• **DIRECTIONS FOR THIS TASK**
Show every line below where "ffffff" can be found.

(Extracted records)
____________

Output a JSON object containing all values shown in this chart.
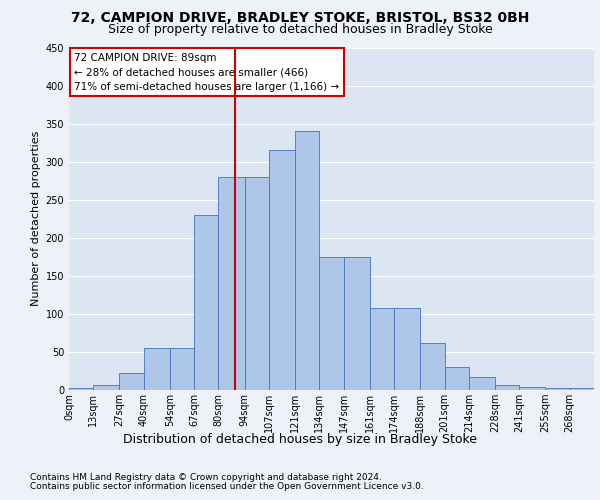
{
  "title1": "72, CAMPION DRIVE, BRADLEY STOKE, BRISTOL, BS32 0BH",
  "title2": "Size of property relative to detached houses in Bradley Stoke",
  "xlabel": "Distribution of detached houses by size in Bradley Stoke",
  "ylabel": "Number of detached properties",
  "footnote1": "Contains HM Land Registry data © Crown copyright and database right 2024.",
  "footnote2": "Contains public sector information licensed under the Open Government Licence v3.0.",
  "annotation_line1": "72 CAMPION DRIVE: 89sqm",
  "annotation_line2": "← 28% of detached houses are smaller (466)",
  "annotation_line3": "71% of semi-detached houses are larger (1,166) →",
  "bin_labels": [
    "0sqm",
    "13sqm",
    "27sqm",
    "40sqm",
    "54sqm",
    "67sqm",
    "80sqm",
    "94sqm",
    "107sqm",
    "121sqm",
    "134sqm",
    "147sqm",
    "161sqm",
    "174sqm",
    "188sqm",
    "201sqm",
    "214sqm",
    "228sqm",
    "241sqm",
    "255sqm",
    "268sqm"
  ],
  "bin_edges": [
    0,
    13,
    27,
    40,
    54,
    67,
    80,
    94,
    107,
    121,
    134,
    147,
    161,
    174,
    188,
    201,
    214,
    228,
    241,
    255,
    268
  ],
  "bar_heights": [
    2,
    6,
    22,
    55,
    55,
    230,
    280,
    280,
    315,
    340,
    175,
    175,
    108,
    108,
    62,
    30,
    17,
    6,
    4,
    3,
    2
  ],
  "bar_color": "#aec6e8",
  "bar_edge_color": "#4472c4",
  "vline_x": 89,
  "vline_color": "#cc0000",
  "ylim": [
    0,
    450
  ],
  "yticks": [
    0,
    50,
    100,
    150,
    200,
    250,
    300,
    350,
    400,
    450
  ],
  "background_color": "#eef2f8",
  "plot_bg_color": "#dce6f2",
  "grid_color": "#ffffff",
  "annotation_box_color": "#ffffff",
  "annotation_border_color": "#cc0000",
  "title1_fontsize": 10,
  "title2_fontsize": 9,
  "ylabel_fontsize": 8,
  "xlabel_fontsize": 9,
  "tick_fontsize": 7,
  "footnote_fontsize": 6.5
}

____________

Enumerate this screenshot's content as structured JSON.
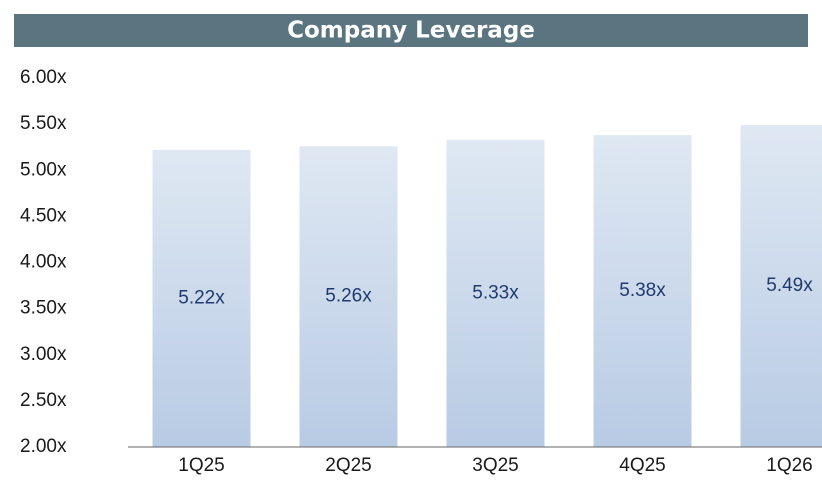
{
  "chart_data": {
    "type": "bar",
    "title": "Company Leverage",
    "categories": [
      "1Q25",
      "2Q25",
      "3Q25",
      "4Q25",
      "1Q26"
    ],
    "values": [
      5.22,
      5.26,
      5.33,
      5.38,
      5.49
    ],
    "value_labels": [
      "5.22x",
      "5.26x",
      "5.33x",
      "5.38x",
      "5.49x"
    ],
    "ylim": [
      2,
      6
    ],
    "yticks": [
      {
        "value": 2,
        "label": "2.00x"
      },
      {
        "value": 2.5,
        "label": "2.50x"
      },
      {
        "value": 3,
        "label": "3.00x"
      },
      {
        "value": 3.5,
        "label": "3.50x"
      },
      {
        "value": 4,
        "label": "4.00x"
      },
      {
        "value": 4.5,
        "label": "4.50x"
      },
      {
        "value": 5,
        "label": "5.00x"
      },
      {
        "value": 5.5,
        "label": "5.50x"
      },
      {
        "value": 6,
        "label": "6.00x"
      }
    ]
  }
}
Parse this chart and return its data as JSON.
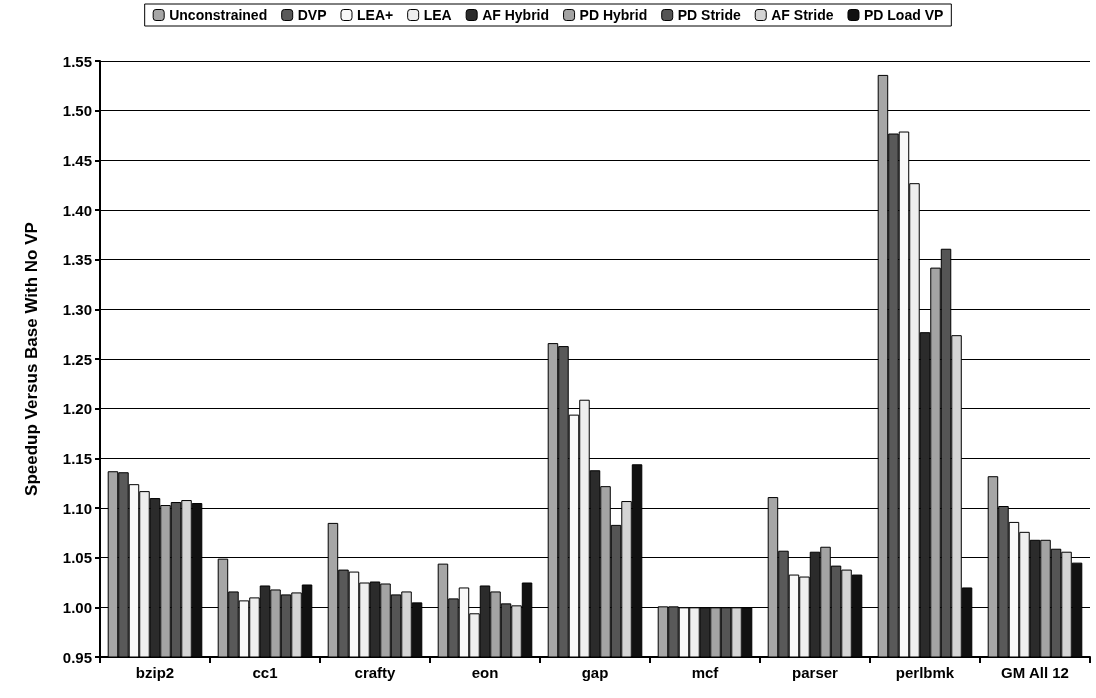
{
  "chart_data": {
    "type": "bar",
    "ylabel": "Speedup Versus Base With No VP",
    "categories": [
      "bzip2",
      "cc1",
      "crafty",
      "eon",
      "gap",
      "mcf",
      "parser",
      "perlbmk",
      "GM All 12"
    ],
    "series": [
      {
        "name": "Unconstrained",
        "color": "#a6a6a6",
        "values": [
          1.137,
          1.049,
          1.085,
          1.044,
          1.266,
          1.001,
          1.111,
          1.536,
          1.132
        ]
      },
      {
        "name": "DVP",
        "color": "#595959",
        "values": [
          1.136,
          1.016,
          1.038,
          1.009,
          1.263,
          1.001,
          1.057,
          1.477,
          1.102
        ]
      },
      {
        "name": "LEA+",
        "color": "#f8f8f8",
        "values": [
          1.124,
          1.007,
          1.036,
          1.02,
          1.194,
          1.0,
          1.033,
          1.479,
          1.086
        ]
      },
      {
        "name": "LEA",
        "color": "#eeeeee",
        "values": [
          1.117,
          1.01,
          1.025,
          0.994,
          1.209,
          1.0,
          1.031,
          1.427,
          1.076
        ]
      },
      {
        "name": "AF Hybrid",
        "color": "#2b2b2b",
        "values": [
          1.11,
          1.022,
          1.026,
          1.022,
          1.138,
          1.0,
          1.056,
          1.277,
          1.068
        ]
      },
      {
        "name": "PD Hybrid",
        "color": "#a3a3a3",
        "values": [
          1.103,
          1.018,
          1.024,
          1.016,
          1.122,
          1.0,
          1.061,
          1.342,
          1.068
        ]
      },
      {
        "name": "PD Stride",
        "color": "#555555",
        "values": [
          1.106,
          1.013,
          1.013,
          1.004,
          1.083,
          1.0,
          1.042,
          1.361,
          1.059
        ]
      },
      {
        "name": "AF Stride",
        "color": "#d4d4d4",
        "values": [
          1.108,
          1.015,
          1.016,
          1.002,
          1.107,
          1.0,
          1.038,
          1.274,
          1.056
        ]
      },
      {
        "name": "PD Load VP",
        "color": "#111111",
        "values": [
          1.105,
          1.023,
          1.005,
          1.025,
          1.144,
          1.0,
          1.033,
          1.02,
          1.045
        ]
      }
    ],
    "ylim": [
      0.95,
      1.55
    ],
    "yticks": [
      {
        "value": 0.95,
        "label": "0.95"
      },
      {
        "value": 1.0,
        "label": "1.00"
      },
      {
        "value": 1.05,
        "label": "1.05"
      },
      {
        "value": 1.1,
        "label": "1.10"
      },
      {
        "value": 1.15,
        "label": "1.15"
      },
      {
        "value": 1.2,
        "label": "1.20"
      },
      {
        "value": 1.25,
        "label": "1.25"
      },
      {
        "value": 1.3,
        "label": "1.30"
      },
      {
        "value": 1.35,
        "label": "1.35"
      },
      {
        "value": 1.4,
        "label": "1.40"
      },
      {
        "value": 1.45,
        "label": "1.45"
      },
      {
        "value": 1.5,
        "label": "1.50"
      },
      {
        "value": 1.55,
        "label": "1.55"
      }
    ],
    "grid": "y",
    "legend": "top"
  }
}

____________

• **FULL OUTPUT**
  "grid_color": "#ffffff",
  "annotation_box_color": "#ffffff",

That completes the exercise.